▸ WRITTEN INSTRUCTION:
Leave out the pictures and repeat the data exactly.

▸ DATA SHOWN:
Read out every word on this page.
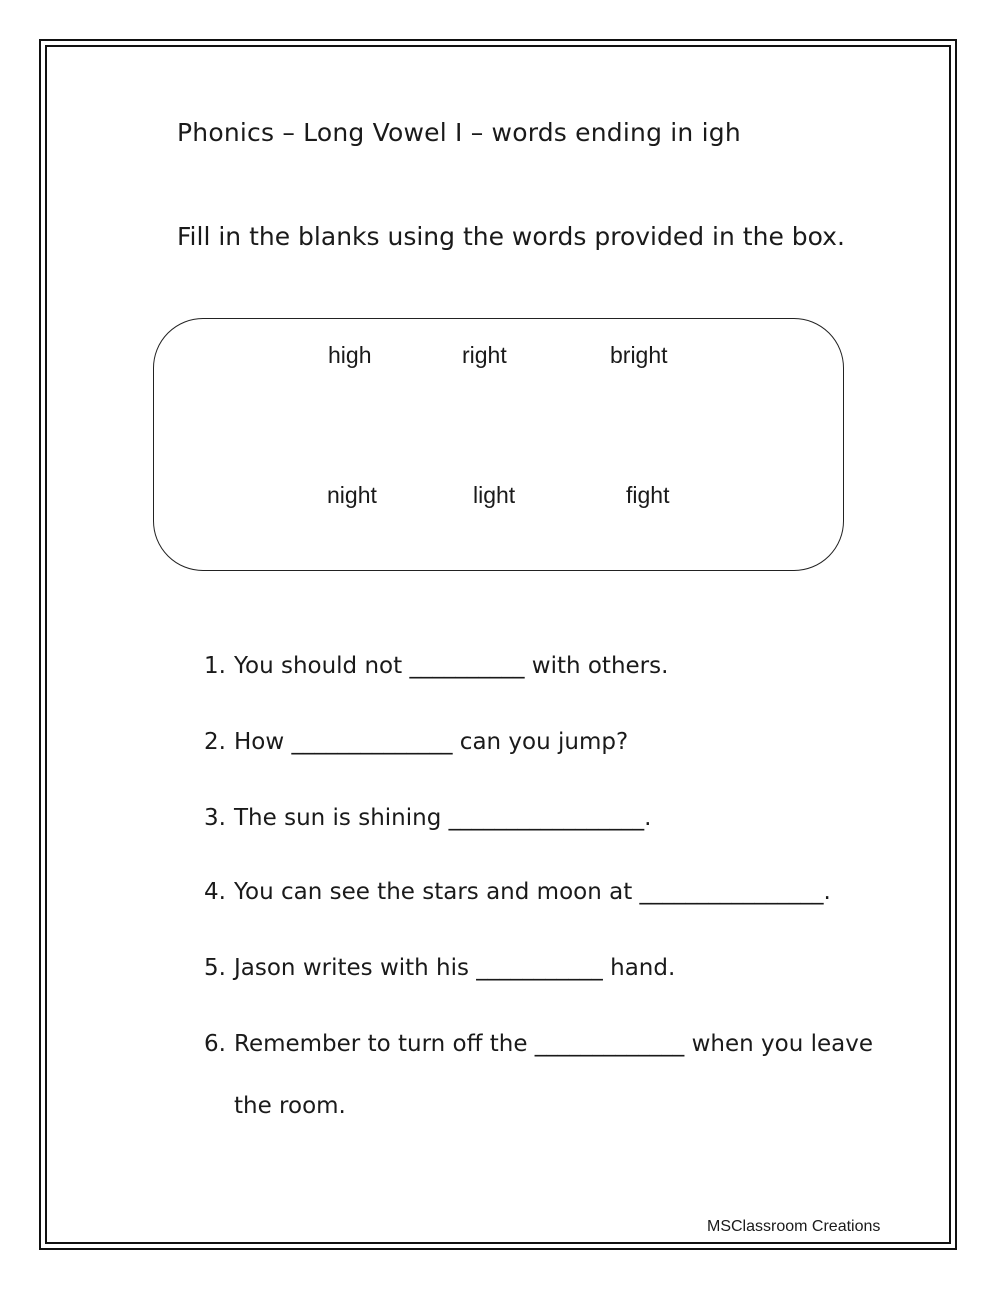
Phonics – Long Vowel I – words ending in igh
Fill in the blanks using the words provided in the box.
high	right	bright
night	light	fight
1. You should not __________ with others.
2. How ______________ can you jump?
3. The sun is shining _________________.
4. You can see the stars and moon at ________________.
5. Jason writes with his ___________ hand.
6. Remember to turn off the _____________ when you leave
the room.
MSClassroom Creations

▸ THE RESULT:
Read out every word on this page.
Phonics – Long Vowel I – words ending in igh
Fill in the blanks using the words provided in the box.
high	right	bright
night	light	fight
1. You should not __________ with others.
2. How ______________ can you jump?
3. The sun is shining _________________.
4. You can see the stars and moon at ________________.
5. Jason writes with his ___________ hand.
6. Remember to turn off the _____________ when you leave
the room.
MSClassroom Creations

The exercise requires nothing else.